### The request
Transcribe every line, keeping it exact.
=== Listed entries ===
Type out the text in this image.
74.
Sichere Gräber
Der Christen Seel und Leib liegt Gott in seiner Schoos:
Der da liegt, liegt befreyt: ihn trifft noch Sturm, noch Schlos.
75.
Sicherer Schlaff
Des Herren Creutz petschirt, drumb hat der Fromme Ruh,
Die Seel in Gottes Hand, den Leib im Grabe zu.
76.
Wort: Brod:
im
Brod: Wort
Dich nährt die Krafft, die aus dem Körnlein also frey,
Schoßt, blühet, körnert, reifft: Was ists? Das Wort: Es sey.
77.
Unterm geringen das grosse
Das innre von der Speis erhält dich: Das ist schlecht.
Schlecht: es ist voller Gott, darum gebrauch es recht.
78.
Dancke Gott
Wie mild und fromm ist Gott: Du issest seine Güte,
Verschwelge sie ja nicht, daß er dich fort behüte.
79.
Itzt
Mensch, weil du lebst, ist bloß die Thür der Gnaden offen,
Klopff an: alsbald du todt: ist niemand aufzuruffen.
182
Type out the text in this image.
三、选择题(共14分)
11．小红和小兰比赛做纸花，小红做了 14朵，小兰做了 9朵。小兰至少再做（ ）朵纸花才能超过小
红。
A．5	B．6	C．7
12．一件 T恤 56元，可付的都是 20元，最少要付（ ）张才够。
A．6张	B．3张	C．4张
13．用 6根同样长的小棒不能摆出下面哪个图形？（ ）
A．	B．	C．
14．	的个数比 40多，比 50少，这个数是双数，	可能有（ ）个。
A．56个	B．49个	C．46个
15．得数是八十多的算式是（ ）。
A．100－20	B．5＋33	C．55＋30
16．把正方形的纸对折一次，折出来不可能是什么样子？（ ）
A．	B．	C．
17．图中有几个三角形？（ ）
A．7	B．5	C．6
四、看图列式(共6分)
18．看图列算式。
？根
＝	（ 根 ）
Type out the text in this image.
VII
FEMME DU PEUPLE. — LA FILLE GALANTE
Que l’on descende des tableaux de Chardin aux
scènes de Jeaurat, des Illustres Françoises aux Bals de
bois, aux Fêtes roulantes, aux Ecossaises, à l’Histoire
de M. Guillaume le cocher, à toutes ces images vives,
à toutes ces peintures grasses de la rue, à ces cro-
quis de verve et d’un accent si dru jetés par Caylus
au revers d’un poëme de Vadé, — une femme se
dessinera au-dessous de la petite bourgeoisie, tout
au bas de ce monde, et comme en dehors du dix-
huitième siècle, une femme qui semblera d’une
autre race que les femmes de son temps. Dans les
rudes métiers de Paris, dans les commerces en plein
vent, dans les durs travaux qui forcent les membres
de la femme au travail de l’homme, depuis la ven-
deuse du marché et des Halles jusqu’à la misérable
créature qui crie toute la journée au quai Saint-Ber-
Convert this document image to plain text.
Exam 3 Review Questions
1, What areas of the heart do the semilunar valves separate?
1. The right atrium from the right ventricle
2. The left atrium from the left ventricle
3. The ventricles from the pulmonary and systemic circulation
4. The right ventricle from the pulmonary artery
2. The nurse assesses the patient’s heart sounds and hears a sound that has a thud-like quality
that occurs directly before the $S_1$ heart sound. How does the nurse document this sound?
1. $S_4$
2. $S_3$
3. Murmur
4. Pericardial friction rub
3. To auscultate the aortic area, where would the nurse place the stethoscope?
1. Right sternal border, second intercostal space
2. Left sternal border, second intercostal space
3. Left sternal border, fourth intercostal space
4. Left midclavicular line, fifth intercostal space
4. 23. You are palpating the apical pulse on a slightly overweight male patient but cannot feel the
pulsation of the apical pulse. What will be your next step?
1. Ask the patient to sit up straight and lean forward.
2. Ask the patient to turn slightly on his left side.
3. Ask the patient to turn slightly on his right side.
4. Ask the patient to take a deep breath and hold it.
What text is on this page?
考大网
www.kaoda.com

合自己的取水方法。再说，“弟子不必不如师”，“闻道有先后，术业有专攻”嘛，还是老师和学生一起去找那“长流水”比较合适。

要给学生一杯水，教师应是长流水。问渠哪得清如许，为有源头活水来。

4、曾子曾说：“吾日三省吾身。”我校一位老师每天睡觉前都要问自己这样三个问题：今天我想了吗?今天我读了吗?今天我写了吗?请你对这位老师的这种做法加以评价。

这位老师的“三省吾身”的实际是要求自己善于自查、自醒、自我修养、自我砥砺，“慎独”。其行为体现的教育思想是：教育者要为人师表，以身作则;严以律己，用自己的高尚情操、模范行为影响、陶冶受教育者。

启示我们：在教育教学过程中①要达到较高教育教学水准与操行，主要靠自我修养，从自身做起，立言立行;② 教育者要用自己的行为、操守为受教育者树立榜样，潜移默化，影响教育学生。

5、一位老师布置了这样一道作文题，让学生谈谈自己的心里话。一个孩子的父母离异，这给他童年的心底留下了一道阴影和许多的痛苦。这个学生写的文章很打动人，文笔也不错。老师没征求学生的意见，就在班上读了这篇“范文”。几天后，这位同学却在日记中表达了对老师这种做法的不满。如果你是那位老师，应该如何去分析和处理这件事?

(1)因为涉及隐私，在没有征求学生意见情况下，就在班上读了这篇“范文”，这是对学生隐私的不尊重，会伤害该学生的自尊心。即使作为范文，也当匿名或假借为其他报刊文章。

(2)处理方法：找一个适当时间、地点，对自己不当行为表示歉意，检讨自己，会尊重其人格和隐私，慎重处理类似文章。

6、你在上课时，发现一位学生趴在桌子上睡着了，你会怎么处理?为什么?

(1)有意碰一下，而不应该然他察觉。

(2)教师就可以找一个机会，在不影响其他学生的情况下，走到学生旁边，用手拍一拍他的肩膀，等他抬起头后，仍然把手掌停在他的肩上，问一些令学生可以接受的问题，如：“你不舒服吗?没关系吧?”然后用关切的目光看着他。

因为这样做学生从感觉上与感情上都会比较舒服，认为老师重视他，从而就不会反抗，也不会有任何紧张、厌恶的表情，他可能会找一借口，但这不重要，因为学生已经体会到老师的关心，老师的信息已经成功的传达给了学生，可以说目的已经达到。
===
### Solution for this exercise
Type out the text in this image.
74.
Sichere Gräber
Der Christen Seel und Leib liegt Gott in seiner Schoos:
Der da liegt, liegt befreyt: ihn trifft noch Sturm, noch Schlos.
75.
Sicherer Schlaff
Des Herren Creutz petschirt, drumb hat der Fromme Ruh,
Die Seel in Gottes Hand, den Leib im Grabe zu.
76.
Wort: Brod:
im
Brod: Wort
Dich nährt die Krafft, die aus dem Körnlein also frey,
Schoßt, blühet, körnert, reifft: Was ists? Das Wort: Es sey.
77.
Unterm geringen das grosse
Das innre von der Speis erhält dich: Das ist schlecht.
Schlecht: es ist voller Gott, darum gebrauch es recht.
78.
Dancke Gott
Wie mild und fromm ist Gott: Du issest seine Güte,
Verschwelge sie ja nicht, daß er dich fort behüte.
79.
Itzt
Mensch, weil du lebst, ist bloß die Thür der Gnaden offen,
Klopff an: alsbald du todt: ist niemand aufzuruffen.
182
Type out the text in this image.
三、选择题(共14分)
11．小红和小兰比赛做纸花，小红做了 14朵，小兰做了 9朵。小兰至少再做（ ）朵纸花才能超过小
红。
A．5	B．6	C．7
12．一件 T恤 56元，可付的都是 20元，最少要付（ ）张才够。
A．6张	B．3张	C．4张
13．用 6根同样长的小棒不能摆出下面哪个图形？（ ）
A．	B．	C．
14．	的个数比 40多，比 50少，这个数是双数，	可能有（ ）个。
A．56个	B．49个	C．46个
15．得数是八十多的算式是（ ）。
A．100－20	B．5＋33	C．55＋30
16．把正方形的纸对折一次，折出来不可能是什么样子？（ ）
A．	B．	C．
17．图中有几个三角形？（ ）
A．7	B．5	C．6
四、看图列式(共6分)
18．看图列算式。
？根
＝	（ 根 ）
Type out the text in this image.
VII
FEMME DU PEUPLE. — LA FILLE GALANTE
Que l’on descende des tableaux de Chardin aux
scènes de Jeaurat, des Illustres Françoises aux Bals de
bois, aux Fêtes roulantes, aux Ecossaises, à l’Histoire
de M. Guillaume le cocher, à toutes ces images vives,
à toutes ces peintures grasses de la rue, à ces cro-
quis de verve et d’un accent si dru jetés par Caylus
au revers d’un poëme de Vadé, — une femme se
dessinera au-dessous de la petite bourgeoisie, tout
au bas de ce monde, et comme en dehors du dix-
huitième siècle, une femme qui semblera d’une
autre race que les femmes de son temps. Dans les
rudes métiers de Paris, dans les commerces en plein
vent, dans les durs travaux qui forcent les membres
de la femme au travail de l’homme, depuis la ven-
deuse du marché et des Halles jusqu’à la misérable
créature qui crie toute la journée au quai Saint-Ber-
Convert this document image to plain text.
Exam 3 Review Questions
1, What areas of the heart do the semilunar valves separate?
1. The right atrium from the right ventricle
2. The left atrium from the left ventricle
3. The ventricles from the pulmonary and systemic circulation
4. The right ventricle from the pulmonary artery
2. The nurse assesses the patient’s heart sounds and hears a sound that has a thud-like quality
that occurs directly before the $S_1$ heart sound. How does the nurse document this sound?
1. $S_4$
2. $S_3$
3. Murmur
4. Pericardial friction rub
3. To auscultate the aortic area, where would the nurse place the stethoscope?
1. Right sternal border, second intercostal space
2. Left sternal border, second intercostal space
3. Left sternal border, fourth intercostal space
4. Left midclavicular line, fifth intercostal space
4. 23. You are palpating the apical pulse on a slightly overweight male patient but cannot feel the
pulsation of the apical pulse. What will be your next step?
1. Ask the patient to sit up straight and lean forward.
2. Ask the patient to turn slightly on his left side.
3. Ask the patient to turn slightly on his right side.
4. Ask the patient to take a deep breath and hold it.
What text is on this page?
考大网
www.kaoda.com

合自己的取水方法。再说，“弟子不必不如师”，“闻道有先后，术业有专攻”嘛，还是老师和学生一起去找那“长流水”比较合适。

要给学生一杯水，教师应是长流水。问渠哪得清如许，为有源头活水来。

4、曾子曾说：“吾日三省吾身。”我校一位老师每天睡觉前都要问自己这样三个问题：今天我想了吗?今天我读了吗?今天我写了吗?请你对这位老师的这种做法加以评价。

这位老师的“三省吾身”的实际是要求自己善于自查、自醒、自我修养、自我砥砺，“慎独”。其行为体现的教育思想是：教育者要为人师表，以身作则;严以律己，用自己的高尚情操、模范行为影响、陶冶受教育者。

启示我们：在教育教学过程中①要达到较高教育教学水准与操行，主要靠自我修养，从自身做起，立言立行;② 教育者要用自己的行为、操守为受教育者树立榜样，潜移默化，影响教育学生。

5、一位老师布置了这样一道作文题，让学生谈谈自己的心里话。一个孩子的父母离异，这给他童年的心底留下了一道阴影和许多的痛苦。这个学生写的文章很打动人，文笔也不错。老师没征求学生的意见，就在班上读了这篇“范文”。几天后，这位同学却在日记中表达了对老师这种做法的不满。如果你是那位老师，应该如何去分析和处理这件事?

(1)因为涉及隐私，在没有征求学生意见情况下，就在班上读了这篇“范文”，这是对学生隐私的不尊重，会伤害该学生的自尊心。即使作为范文，也当匿名或假借为其他报刊文章。

(2)处理方法：找一个适当时间、地点，对自己不当行为表示歉意，检讨自己，会尊重其人格和隐私，慎重处理类似文章。

6、你在上课时，发现一位学生趴在桌子上睡着了，你会怎么处理?为什么?

(1)有意碰一下，而不应该然他察觉。

(2)教师就可以找一个机会，在不影响其他学生的情况下，走到学生旁边，用手拍一拍他的肩膀，等他抬起头后，仍然把手掌停在他的肩上，问一些令学生可以接受的问题，如：“你不舒服吗?没关系吧?”然后用关切的目光看着他。

因为这样做学生从感觉上与感情上都会比较舒服，认为老师重视他，从而就不会反抗，也不会有任何紧张、厌恶的表情，他可能会找一借口，但这不重要，因为学生已经体会到老师的关心，老师的信息已经成功的传达给了学生，可以说目的已经达到。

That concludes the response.